> **Exercise passage**:
Currently, magnetic resonance imaging (MRI), including both non-contrast-enhanced imaging and contrast-enhanced imaging using gadolinium-based agents, is the most commonly used technique for evaluating the human glymphatic system (28). Intrathecal contrast agent injection can confirm the delayed clearance of the contrast agent, providing evidence of glymphatic system dysfunction. However, this invasive procedure is restricted in some countries (29), and it carries the risk of gadolinium deposition in the brain (30). Considering these factors, our preferred approach for assessing glymphatic system function was the use of non-contrast-enhanced imaging methods, specifically diffusion tensor image analysis along the perivascular space (DTI-ALPS) to derive the analysis along the perivascular space (ALPS) index (31).

The ALPS index has been shown to effectively reflect brain glymphatic system functionality (32,33). Further, we evaluated DAI through the use of global fractional anisotropy (FA) and global mean diffusivity (MD) (14). Some studies have shown that, compared with the Montreal Cognitive Assessment (MoCA), the Chinese Version of the Montreal Cognitive Assessment-Basic (MoCA-BC) is a reliable cognitive screening test for people of all educational levels, has high acceptability and reliability, and is more appropriate for TBI subjects with lower levels of education (34,35).

> **Provided information**:
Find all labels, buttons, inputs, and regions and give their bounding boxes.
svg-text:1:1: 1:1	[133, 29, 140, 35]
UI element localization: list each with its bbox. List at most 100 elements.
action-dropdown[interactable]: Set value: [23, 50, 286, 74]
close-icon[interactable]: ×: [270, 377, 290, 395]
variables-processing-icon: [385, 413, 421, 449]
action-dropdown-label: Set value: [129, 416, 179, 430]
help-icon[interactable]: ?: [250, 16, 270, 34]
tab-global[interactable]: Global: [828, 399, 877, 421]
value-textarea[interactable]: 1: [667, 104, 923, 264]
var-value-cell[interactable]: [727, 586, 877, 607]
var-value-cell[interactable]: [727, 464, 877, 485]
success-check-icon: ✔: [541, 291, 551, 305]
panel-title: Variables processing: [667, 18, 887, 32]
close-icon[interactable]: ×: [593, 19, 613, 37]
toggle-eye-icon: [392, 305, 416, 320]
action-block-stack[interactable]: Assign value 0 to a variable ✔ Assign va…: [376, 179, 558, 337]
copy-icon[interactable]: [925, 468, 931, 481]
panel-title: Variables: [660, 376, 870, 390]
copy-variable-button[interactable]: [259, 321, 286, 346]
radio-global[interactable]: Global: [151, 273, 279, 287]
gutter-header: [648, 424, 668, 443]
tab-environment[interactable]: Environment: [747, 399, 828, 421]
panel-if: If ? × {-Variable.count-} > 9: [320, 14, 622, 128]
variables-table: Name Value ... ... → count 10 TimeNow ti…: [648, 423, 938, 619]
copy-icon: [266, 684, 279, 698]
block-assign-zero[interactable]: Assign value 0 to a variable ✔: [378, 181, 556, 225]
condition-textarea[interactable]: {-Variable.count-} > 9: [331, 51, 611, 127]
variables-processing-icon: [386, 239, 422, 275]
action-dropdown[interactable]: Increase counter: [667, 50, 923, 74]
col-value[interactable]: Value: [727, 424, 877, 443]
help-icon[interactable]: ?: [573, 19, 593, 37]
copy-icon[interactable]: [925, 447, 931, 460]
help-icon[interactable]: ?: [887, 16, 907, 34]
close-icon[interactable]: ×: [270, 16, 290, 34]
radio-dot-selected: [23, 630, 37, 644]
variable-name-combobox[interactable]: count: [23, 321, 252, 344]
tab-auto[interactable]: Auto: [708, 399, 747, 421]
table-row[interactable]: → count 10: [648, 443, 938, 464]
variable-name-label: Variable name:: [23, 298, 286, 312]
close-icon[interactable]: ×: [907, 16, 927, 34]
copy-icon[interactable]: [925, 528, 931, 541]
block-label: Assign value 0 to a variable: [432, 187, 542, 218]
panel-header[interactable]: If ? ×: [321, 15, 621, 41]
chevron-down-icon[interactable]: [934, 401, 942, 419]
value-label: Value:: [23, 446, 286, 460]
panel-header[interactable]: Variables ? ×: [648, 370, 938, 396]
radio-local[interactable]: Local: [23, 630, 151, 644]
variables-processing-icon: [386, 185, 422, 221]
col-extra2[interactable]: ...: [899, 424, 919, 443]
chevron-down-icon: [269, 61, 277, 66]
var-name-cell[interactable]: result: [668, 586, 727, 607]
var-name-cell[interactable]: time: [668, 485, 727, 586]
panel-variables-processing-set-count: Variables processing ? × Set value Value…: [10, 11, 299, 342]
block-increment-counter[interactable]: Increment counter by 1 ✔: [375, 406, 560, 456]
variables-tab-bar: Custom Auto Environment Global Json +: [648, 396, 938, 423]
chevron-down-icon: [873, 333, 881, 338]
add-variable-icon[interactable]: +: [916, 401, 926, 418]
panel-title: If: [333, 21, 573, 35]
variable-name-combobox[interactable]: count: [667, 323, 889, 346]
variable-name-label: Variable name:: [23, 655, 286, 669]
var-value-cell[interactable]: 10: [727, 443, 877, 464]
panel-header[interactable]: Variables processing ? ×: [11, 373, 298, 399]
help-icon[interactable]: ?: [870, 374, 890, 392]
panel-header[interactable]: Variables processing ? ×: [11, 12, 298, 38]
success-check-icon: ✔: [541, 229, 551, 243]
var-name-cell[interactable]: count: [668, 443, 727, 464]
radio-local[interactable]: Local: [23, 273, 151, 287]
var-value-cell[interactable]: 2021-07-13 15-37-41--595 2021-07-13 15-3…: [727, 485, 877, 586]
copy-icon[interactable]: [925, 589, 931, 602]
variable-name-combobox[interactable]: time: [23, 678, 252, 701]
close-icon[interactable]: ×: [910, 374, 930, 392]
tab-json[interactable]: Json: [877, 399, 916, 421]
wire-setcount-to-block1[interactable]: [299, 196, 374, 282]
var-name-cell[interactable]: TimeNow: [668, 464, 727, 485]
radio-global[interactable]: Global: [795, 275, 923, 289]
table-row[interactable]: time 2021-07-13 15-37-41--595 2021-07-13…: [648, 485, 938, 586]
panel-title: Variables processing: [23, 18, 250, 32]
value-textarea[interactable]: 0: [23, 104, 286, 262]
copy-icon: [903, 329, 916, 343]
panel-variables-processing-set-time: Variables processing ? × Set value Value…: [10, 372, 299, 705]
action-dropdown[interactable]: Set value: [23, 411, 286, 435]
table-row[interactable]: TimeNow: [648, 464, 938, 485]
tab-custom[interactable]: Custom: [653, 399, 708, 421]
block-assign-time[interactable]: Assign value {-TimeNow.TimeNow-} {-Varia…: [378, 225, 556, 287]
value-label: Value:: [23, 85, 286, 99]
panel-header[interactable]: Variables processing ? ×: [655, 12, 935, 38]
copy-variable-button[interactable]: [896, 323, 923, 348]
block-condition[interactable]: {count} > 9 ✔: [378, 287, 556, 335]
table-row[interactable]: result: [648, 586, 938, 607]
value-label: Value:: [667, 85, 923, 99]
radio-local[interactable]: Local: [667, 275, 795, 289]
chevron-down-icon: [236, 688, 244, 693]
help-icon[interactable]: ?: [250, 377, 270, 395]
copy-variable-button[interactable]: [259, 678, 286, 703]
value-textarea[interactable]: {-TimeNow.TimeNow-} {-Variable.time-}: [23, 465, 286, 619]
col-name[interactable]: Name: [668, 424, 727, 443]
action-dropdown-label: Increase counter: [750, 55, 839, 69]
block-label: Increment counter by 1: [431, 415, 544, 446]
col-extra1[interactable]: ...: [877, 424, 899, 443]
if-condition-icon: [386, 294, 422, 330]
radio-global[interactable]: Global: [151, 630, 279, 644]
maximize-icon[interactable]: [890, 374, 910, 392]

> **Exercise**: Continue the passage on assessing glymphatic function after traumatic brain injury, starting right after its last sentence.

> **Response to this task**:
This study aimed to investigate the relationship between cognitive impairment and the glymphatic system, as assessed by the ALPS index, in patients with mild-to-moderate chronic TBI. Additionally, it sought to explore whether the ALPS index can serve as a potential predictor of cognitive impairment in patients with mild-to-moderate chronic TBI. We present this article in accordance with the STROBE reporting checklist (available at https://qims.amegroups.com/article/view/10.21037/qims-24-895/rc).

Methods

Participants

This prospective cross-sectional study was conducted in accordance with the Declaration of Helsinki (as revised in 2013) and was approved by the Biomedical Ethics Committee of Hainan Medical University (No. 2023-KYL-084). All methods in this study were carried out in accordance with the relevant guidelines and regulations, and all participants and/or their families were informed about the study and provided informed consent by signing the informed consent form.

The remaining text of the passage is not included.